### Directive
Check every line below for the string "JSON", and copy the lines that contain it.

— start of Available records —

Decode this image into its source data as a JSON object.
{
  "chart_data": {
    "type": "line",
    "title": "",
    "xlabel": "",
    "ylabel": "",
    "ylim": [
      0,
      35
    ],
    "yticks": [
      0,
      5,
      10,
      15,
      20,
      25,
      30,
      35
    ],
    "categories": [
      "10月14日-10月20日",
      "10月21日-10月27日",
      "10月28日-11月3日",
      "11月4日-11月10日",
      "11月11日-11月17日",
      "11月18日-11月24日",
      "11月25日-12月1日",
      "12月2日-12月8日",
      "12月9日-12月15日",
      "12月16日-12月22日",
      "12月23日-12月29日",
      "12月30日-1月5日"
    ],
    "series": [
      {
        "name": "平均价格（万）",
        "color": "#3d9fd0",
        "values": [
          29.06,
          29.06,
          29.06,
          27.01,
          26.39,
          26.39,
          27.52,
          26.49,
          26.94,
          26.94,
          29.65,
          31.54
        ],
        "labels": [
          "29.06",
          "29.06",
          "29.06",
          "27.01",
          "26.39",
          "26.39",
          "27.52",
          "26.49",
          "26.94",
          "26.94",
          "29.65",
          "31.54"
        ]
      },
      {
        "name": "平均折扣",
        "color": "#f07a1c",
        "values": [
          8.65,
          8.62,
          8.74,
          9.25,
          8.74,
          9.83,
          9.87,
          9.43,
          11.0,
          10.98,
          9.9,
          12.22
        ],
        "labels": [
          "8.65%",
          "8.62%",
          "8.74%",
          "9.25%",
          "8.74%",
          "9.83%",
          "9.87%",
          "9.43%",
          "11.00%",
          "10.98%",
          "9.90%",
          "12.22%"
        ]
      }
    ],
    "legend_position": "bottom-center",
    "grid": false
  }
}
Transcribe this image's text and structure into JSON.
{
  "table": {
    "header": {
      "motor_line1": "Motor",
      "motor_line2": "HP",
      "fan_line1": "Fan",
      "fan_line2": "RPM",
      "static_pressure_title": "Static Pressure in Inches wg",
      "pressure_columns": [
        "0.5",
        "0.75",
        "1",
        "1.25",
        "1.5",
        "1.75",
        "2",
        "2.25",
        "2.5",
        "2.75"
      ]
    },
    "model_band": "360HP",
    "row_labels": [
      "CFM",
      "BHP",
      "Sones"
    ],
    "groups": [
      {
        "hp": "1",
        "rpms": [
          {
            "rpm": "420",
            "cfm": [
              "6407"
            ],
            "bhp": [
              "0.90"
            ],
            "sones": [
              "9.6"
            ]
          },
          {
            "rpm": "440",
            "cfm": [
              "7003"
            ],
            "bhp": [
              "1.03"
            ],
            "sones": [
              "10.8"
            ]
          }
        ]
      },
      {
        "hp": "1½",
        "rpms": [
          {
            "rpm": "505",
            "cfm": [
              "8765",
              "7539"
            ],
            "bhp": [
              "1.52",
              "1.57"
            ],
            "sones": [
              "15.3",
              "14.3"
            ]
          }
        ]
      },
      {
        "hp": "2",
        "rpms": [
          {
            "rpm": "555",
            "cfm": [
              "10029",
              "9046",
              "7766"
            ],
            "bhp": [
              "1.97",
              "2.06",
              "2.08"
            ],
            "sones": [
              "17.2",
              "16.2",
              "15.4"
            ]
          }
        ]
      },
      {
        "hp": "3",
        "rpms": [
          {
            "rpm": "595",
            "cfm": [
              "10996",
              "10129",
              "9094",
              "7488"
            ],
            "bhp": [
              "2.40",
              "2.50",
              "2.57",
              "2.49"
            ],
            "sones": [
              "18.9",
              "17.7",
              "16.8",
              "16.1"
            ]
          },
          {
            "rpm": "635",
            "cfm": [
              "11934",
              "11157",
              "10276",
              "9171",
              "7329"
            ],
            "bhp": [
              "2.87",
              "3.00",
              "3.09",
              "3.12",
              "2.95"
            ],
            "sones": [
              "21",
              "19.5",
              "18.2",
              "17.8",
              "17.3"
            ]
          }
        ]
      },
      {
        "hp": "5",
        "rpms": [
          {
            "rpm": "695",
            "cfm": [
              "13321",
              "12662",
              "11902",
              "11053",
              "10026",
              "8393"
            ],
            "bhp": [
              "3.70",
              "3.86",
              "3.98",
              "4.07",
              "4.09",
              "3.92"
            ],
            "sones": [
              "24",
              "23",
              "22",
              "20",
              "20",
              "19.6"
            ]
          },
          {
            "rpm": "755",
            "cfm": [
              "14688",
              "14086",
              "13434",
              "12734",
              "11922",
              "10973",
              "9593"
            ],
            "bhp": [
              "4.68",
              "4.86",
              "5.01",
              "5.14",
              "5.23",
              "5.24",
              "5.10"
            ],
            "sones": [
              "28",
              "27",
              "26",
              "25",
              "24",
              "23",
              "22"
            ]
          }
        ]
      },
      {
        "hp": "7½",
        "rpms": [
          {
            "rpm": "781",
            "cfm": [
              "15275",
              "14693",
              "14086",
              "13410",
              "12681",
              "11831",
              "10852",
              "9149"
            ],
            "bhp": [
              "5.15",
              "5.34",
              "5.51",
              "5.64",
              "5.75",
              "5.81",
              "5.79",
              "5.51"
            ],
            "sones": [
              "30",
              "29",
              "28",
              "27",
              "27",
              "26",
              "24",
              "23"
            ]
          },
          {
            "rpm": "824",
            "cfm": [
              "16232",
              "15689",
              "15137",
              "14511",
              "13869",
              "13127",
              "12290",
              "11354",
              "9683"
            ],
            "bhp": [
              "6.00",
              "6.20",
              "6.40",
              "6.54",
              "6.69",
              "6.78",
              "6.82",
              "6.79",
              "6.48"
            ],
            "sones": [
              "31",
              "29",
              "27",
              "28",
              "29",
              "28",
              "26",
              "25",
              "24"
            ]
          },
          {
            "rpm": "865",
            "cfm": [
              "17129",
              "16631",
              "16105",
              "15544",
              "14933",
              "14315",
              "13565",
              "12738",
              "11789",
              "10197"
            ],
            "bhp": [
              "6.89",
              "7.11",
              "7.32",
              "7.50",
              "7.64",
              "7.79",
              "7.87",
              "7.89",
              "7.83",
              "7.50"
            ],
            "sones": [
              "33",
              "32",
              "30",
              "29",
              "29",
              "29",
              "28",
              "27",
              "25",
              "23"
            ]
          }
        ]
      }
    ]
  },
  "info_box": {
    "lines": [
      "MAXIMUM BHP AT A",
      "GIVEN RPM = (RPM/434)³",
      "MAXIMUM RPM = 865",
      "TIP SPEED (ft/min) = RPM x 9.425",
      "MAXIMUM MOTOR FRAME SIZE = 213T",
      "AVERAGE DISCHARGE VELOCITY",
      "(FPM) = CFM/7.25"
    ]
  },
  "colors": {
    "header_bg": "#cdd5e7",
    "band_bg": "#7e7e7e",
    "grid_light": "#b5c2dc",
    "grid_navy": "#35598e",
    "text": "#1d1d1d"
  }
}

— end of Available records —

### Right answer
Decode this image into its source data as a JSON object.
Transcribe this image's text and structure into JSON.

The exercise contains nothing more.